§ DIRECTIVE
Make an exact copy of all the data.

§ RECORDS SUPPLIED
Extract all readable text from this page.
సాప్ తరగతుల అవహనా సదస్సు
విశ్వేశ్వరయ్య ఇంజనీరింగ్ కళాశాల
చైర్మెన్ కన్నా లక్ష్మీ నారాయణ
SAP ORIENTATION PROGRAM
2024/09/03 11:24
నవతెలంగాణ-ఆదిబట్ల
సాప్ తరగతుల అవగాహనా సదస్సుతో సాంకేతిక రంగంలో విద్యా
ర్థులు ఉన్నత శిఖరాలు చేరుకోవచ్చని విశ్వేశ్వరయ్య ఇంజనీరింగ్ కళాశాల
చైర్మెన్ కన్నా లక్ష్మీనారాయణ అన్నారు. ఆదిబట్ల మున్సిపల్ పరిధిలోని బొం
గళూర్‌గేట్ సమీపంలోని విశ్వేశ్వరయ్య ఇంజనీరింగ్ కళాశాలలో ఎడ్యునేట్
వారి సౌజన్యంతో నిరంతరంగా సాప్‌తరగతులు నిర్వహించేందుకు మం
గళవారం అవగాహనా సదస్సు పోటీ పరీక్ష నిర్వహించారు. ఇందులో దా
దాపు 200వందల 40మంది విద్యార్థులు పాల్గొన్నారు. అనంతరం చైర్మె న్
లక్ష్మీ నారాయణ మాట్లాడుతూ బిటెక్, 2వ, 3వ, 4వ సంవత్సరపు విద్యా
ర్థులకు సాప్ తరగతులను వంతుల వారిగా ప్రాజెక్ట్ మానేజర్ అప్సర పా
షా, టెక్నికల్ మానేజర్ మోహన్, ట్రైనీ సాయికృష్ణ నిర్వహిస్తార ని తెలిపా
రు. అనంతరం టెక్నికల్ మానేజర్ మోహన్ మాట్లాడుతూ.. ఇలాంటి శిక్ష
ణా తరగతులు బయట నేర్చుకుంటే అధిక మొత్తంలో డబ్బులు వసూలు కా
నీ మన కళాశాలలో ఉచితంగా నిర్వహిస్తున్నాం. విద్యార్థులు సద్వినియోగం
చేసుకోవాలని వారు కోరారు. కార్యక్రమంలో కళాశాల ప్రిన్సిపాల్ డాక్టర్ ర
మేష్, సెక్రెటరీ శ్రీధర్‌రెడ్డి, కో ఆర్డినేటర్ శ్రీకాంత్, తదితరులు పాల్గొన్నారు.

§ FINAL RESULT
Extract all readable text from this page.
సాప్ తరగతుల అవహనా సదస్సు
విశ్వేశ్వరయ్య ఇంజనీరింగ్ కళాశాల
చైర్మెన్ కన్నా లక్ష్మీ నారాయణ
SAP ORIENTATION PROGRAM
2024/09/03 11:24
నవతెలంగాణ-ఆదిబట్ల
సాప్ తరగతుల అవగాహనా సదస్సుతో సాంకేతిక రంగంలో విద్యా
ర్థులు ఉన్నత శిఖరాలు చేరుకోవచ్చని విశ్వేశ్వరయ్య ఇంజనీరింగ్ కళాశాల
చైర్మెన్ కన్నా లక్ష్మీనారాయణ అన్నారు. ఆదిబట్ల మున్సిపల్ పరిధిలోని బొం
గళూర్‌గేట్ సమీపంలోని విశ్వేశ్వరయ్య ఇంజనీరింగ్ కళాశాలలో ఎడ్యునేట్
వారి సౌజన్యంతో నిరంతరంగా సాప్‌తరగతులు నిర్వహించేందుకు మం
గళవారం అవగాహనా సదస్సు పోటీ పరీక్ష నిర్వహించారు. ఇందులో దా
దాపు 200వందల 40మంది విద్యార్థులు పాల్గొన్నారు. అనంతరం చైర్మె న్
లక్ష్మీ నారాయణ మాట్లాడుతూ బిటెక్, 2వ, 3వ, 4వ సంవత్సరపు విద్యా
ర్థులకు సాప్ తరగతులను వంతుల వారిగా ప్రాజెక్ట్ మానేజర్ అప్సర పా
షా, టెక్నికల్ మానేజర్ మోహన్, ట్రైనీ సాయికృష్ణ నిర్వహిస్తార ని తెలిపా
రు. అనంతరం టెక్నికల్ మానేజర్ మోహన్ మాట్లాడుతూ.. ఇలాంటి శిక్ష
ణా తరగతులు బయట నేర్చుకుంటే అధిక మొత్తంలో డబ్బులు వసూలు కా
నీ మన కళాశాలలో ఉచితంగా నిర్వహిస్తున్నాం. విద్యార్థులు సద్వినియోగం
చేసుకోవాలని వారు కోరారు. కార్యక్రమంలో కళాశాల ప్రిన్సిపాల్ డాక్టర్ ర
మేష్, సెక్రెటరీ శ్రీధర్‌రెడ్డి, కో ఆర్డినేటర్ శ్రీకాంత్, తదితరులు పాల్గొన్నారు.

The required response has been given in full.